(Collected data entries)
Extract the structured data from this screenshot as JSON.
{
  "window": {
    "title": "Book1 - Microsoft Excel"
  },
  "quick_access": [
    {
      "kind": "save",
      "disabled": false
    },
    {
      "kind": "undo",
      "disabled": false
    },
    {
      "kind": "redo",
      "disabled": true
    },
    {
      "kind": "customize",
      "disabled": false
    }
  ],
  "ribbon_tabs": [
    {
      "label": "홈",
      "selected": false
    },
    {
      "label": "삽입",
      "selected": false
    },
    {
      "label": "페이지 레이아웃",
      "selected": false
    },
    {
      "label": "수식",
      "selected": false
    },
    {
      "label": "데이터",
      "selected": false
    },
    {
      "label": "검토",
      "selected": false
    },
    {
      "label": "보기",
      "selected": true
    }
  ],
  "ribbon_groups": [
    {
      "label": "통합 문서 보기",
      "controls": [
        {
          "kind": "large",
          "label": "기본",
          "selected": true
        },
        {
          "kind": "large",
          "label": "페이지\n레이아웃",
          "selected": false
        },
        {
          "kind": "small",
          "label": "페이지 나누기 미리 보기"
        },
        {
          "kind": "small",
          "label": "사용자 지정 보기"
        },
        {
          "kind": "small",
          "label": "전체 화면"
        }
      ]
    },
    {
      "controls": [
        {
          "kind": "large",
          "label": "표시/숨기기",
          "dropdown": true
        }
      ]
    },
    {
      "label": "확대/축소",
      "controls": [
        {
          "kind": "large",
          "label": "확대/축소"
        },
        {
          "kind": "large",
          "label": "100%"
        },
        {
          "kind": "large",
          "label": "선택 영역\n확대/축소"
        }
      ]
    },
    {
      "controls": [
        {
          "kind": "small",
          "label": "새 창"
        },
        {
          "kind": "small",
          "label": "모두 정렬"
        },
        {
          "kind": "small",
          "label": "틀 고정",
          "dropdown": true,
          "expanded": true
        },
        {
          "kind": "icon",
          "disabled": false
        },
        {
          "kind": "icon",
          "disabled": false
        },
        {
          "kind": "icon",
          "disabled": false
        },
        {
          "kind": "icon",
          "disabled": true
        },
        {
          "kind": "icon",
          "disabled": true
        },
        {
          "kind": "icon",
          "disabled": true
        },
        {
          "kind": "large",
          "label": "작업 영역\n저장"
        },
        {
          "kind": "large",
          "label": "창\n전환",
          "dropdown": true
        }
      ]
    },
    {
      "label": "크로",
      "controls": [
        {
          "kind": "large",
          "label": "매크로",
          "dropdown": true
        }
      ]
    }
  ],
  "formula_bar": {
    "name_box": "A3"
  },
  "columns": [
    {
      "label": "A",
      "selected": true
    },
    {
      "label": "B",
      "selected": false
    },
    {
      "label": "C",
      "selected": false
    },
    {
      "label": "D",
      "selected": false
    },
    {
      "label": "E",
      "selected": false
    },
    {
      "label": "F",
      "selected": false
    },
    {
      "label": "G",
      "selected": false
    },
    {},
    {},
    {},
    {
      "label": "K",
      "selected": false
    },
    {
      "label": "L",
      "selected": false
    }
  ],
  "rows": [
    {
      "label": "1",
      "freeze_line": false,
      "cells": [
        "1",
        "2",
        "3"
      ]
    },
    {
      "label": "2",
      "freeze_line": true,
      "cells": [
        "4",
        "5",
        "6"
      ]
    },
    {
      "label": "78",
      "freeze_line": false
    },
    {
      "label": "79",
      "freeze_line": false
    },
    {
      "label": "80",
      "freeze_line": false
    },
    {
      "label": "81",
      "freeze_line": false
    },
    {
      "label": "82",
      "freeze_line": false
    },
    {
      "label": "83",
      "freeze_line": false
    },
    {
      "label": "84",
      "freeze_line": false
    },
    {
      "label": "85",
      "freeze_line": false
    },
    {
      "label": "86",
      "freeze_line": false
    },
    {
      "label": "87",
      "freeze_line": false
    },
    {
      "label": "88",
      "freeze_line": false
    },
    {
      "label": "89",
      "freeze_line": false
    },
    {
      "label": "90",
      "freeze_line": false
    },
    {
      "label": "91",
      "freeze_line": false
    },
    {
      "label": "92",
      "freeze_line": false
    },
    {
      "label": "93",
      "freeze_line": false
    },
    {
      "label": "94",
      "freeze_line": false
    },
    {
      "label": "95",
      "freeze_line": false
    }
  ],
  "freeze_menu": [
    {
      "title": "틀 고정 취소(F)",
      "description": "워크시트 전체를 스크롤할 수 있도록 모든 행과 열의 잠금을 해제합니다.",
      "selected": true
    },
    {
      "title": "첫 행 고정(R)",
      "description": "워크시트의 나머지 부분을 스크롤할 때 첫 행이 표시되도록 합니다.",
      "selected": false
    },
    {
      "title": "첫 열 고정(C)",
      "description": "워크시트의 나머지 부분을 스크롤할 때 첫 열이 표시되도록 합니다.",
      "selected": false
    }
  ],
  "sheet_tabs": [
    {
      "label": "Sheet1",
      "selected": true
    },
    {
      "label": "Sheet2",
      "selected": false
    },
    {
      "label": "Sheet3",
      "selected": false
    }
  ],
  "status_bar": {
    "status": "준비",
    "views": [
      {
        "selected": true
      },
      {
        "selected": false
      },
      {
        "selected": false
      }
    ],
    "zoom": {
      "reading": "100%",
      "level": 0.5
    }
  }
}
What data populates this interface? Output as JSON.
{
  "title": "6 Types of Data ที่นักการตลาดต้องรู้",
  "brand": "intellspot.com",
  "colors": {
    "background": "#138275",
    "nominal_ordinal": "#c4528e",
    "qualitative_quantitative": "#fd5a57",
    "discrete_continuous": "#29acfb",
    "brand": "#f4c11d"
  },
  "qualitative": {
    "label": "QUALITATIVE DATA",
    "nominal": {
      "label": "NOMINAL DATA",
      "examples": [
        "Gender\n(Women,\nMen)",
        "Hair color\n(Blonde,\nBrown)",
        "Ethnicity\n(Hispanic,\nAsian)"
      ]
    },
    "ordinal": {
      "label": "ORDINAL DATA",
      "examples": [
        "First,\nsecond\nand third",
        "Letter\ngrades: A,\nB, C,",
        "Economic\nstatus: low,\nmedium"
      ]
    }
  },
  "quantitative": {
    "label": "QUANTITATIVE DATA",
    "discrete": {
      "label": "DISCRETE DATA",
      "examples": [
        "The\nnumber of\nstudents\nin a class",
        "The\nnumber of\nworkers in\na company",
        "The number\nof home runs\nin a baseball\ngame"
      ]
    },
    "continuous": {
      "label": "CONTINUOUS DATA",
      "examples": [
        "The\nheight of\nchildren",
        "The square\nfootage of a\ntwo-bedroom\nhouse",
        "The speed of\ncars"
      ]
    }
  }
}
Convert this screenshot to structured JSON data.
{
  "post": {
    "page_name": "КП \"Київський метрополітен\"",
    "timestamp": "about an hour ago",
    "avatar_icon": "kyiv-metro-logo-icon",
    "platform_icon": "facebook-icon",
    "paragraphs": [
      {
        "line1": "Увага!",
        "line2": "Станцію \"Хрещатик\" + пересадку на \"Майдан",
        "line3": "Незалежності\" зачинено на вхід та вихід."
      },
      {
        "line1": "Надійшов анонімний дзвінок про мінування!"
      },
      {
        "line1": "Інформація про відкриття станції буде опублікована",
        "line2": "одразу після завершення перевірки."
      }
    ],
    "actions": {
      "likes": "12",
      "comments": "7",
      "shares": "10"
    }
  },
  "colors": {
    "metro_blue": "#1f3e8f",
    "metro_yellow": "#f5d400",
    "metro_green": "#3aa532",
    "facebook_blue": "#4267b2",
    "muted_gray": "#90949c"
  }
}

YOUR INSTRUCTIONS: Going through the entries above, report how many lines include the string "표시되도록". The number alone is the answer.

RESULT OF THE EXERCISE: 2